**WORK REQUIRED:** Reproduce all the entries exactly.

**DATA FOR THIS TASK:**
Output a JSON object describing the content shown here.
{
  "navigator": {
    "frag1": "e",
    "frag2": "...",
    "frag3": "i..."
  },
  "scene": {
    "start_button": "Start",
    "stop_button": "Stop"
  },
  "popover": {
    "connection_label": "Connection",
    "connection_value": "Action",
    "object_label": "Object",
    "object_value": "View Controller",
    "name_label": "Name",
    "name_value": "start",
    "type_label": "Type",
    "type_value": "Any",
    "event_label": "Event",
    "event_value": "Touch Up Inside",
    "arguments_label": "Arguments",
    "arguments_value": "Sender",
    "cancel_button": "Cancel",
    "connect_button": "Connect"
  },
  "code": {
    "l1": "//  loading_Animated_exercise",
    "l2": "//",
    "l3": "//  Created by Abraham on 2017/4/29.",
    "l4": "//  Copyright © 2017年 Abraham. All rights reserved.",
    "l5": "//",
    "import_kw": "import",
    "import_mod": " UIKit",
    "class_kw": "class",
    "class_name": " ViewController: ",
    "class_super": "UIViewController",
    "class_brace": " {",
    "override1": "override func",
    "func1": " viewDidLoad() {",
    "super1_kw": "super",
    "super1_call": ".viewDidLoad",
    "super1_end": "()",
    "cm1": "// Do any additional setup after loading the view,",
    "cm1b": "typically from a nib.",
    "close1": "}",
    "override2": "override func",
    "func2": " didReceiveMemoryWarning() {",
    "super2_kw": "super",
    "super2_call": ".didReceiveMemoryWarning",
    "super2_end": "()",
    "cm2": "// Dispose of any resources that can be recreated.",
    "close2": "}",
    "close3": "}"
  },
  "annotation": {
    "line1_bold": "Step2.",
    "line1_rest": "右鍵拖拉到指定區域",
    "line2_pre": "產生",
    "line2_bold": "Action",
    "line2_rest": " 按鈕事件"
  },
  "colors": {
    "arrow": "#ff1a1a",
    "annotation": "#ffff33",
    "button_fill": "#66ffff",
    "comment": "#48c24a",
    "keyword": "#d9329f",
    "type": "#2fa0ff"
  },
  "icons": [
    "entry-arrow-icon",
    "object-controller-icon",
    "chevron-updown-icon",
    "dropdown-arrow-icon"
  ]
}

**THE COMPLETED TASK:**
Output a JSON object describing the content shown here.
{
  "navigator": {
    "frag1": "e",
    "frag2": "...",
    "frag3": "i..."
  },
  "scene": {
    "start_button": "Start",
    "stop_button": "Stop"
  },
  "popover": {
    "connection_label": "Connection",
    "connection_value": "Action",
    "object_label": "Object",
    "object_value": "View Controller",
    "name_label": "Name",
    "name_value": "start",
    "type_label": "Type",
    "type_value": "Any",
    "event_label": "Event",
    "event_value": "Touch Up Inside",
    "arguments_label": "Arguments",
    "arguments_value": "Sender",
    "cancel_button": "Cancel",
    "connect_button": "Connect"
  },
  "code": {
    "l1": "//  loading_Animated_exercise",
    "l2": "//",
    "l3": "//  Created by Abraham on 2017/4/29.",
    "l4": "//  Copyright © 2017年 Abraham. All rights reserved.",
    "l5": "//",
    "import_kw": "import",
    "import_mod": " UIKit",
    "class_kw": "class",
    "class_name": " ViewController: ",
    "class_super": "UIViewController",
    "class_brace": " {",
    "override1": "override func",
    "func1": " viewDidLoad() {",
    "super1_kw": "super",
    "super1_call": ".viewDidLoad",
    "super1_end": "()",
    "cm1": "// Do any additional setup after loading the view,",
    "cm1b": "typically from a nib.",
    "close1": "}",
    "override2": "override func",
    "func2": " didReceiveMemoryWarning() {",
    "super2_kw": "super",
    "super2_call": ".didReceiveMemoryWarning",
    "super2_end": "()",
    "cm2": "// Dispose of any resources that can be recreated.",
    "close2": "}",
    "close3": "}"
  },
  "annotation": {
    "line1_bold": "Step2.",
    "line1_rest": "右鍵拖拉到指定區域",
    "line2_pre": "產生",
    "line2_bold": "Action",
    "line2_rest": " 按鈕事件"
  },
  "colors": {
    "arrow": "#ff1a1a",
    "annotation": "#ffff33",
    "button_fill": "#66ffff",
    "comment": "#48c24a",
    "keyword": "#d9329f",
    "type": "#2fa0ff"
  },
  "icons": [
    "entry-arrow-icon",
    "object-controller-icon",
    "chevron-updown-icon",
    "dropdown-arrow-icon"
  ]
}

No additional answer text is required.